*PAGE TEXT*
****************************************

UNITED STATES
SECURITIES AND EXCHANGE COMMISSION
WASHINGTON, DC 20549
FORM 8-K
CURRENT REPORT Pursuant
to Section 13 or 15(d) of the
Securities Exchange Act of 1934
Date of Report (Date of earliest event reported): September 1, 2023
OFFICE PROPERTIES INCOME TRUST
(Exact Name of Registrant as Specified in Its Charter)
Maryland
(State or Other Jurisdiction of Incorporation)
001-34364 | | 26-4273474 |
(Commission File Number) | | (IRS Employer Identification No.) |
Two Newton Place, 255 Washington Street, Suite 300, Newton, Massachusetts 02458-1634
(Address of Principal Executive Offices) (Zip Code)
617-219-1440
(Registrant's Telephone Number, Including Area Code)
Check the appropriate box below if the Form 8-K filing is intended to simultaneously satisfy the filing obligation of the registrant under any of the following provisions:
| ¨ | Written communications pursuant to Rule 425 under the Securities Act (17 CFR 230.425) |
| ¨ | Soliciting material pursuant to Rule 14a-12 under the Exchange Act (17 CFR 240.14a-12) |
| ¨ | Pre-commencement communications pursuant to Rule 14d-2(b) under the Exchange Act (17 CFR 240.14d-2(b)) |
| ¨ | Pre-commencement communications pursuant to Rule 13e-4(c) under the Exchange Act (17 CFR 240.13e-4(c)) |
Securities registered pursuant to Section 12(b) of the Act:
Title Of Each Class | | Trading Symbol(s) | | Name Of Each Exchange On Which Registered |
Common Shares of Beneficial Interest | | OPI | | The Nasdaq Stock Market LLC |
6.375% Senior Notes due 2050 | | OPINL | | The Nasdaq Stock Market LLC |
Indicate by check mark whether the registrant is an emerging growth company as defined in Rule 405 of the Securities Act of 1933 (§230.405 of this chapter) or Rule 12b-2 of the Securities Exchange Act of 1934 (§240.12b-2 of this chapter).
Emerging growth company ¨
If an emerging growth company, indicate by check mark if the registrant has elected not to use the extended transition period for complying with any new or revised financial accounting standards provided pursuant to Section 13(a) of the Exchange Act. ¨
In this Current Report on Form 8-K, the terms “we”, “us” and “our” refer to Office Properties Income Trust, and the term “DHC” refers to Diversified Healthcare Trust.
Item 1.01. Entry Into a Material Definitive Agreement.
The disclosure set forth below under Item 1.02 of this Current Report on Form 8-K is incorporated by reference herein.
Item 1.02. Termination of a Material Definitive Agreement.
As previously disclosed, on April 11, 2023, we and DHC entered into an Agreement and Plan of Merger, or the Merger Agreement, pursuant to which we and DHC agreed that DHC would merge with and into us, with us as the surviving entity in the merger, subject to the terms and conditions of the Merger Agreement. On September 1, 2023, we and DHC mutually agreed to terminate the Merger Agreement and entered into a termination agreement, or the Termination Agreement. The mutual termination of the Merger Agreement was separately recommended by our and DHC’s respective Special Committee and approved by our and DHC’s respective Board of Trustees.

****************************************

*RECORDED DATA*
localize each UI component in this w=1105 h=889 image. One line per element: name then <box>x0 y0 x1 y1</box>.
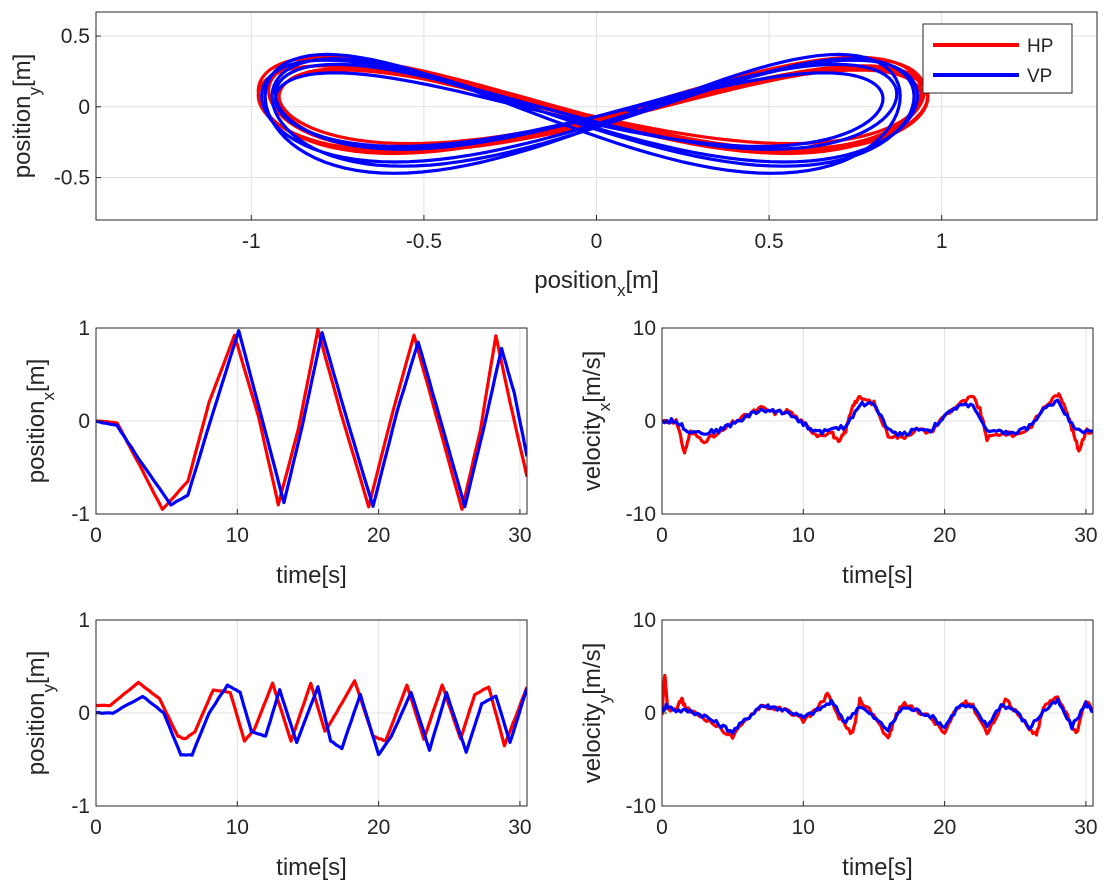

****************************************

*TASK SET*
a) List every rule named in the check-box provisions of the Form 8-K on whether the filing also meets other filing obligations.
b) According to the Form 8-K, on what date did Office Properties Income Trust and DHC enter into the Merger Agreement?
c) Please carry on the Form 8-K about the terminated merger of Office Properties Income Trust and DHC, starting after its last sentence.
The lines after the Form 8-K are separate material and not part of the filing.

*ANSWERS BELOW*
a)
Rule 425 under the Securities Act (17 CFR 230.425)
Rule 14a-12 under the Exchange Act (17 CFR 240.14a-12)
Rule 14d-2(b) under the Exchange Act (17 CFR 240.14d-2(b))
Rule 13e-4(c) under the Exchange Act (17 CFR 240.13e-4(c))

b) April 11, 2023.

c)
Pursuant to the Termination Agreement, the termination of the Merger Agreement is effective as of September 1, 2023. Neither we nor DHC will be required to pay any termination fee as a result of the mutual decision to terminate the Merger Agreement. We and DHC will bear our and their respective costs and expenses related to the Merger Agreement and the transactions contemplated thereby in accordance with the terms of the Merger Agreement.
The foregoing description of the Merger Agreement and the Termination Agreement does not purport to be complete and is subject to, and qualified in its entirety by, the full text of the Merger Agreement, which was previously filed as Exhibit 2.1 to our Current Report on Form 8-K on April 12, 2023, and the full text of the Termination Agreement, which is attached hereto as Exhibit 10.1 and incorporated by reference herein.
Contemporaneously with the execution of the Merger Agreement, on April 11, 2023, we and our manager, The RMR Group LLC, or RMR, entered into a Third Amended and Restated Property Management Agreement, or the Amended Property Management Agreement. The effectiveness of the Amended Property Management Agreement was conditioned upon the consummation of the merger. Since the merger will not be consummated, the Amended Property Management Agreement will not become effective and the Second Amended and Restated Property Management Agreement between us and RMR will remain in effect.
Item 8.01. Other Information.
On September 1, 2023, we and DHC issued a joint press release announcing the mutual termination of the Merger Agreement and the cancellation of our and DHC’s respective special meetings of shareholders to be held in connection with the Merger Agreement. A copy of the press release is attached hereto as Exhibit 99.1 and is incorporated by reference herein.
Item 9.01. Financial Statements and Exhibits.
SIGNATURES
Pursuant to the requirements of the Securities Exchange Act of 1934, the registrant has duly caused this report to be signed on its behalf by the undersigned hereunto duly authorized.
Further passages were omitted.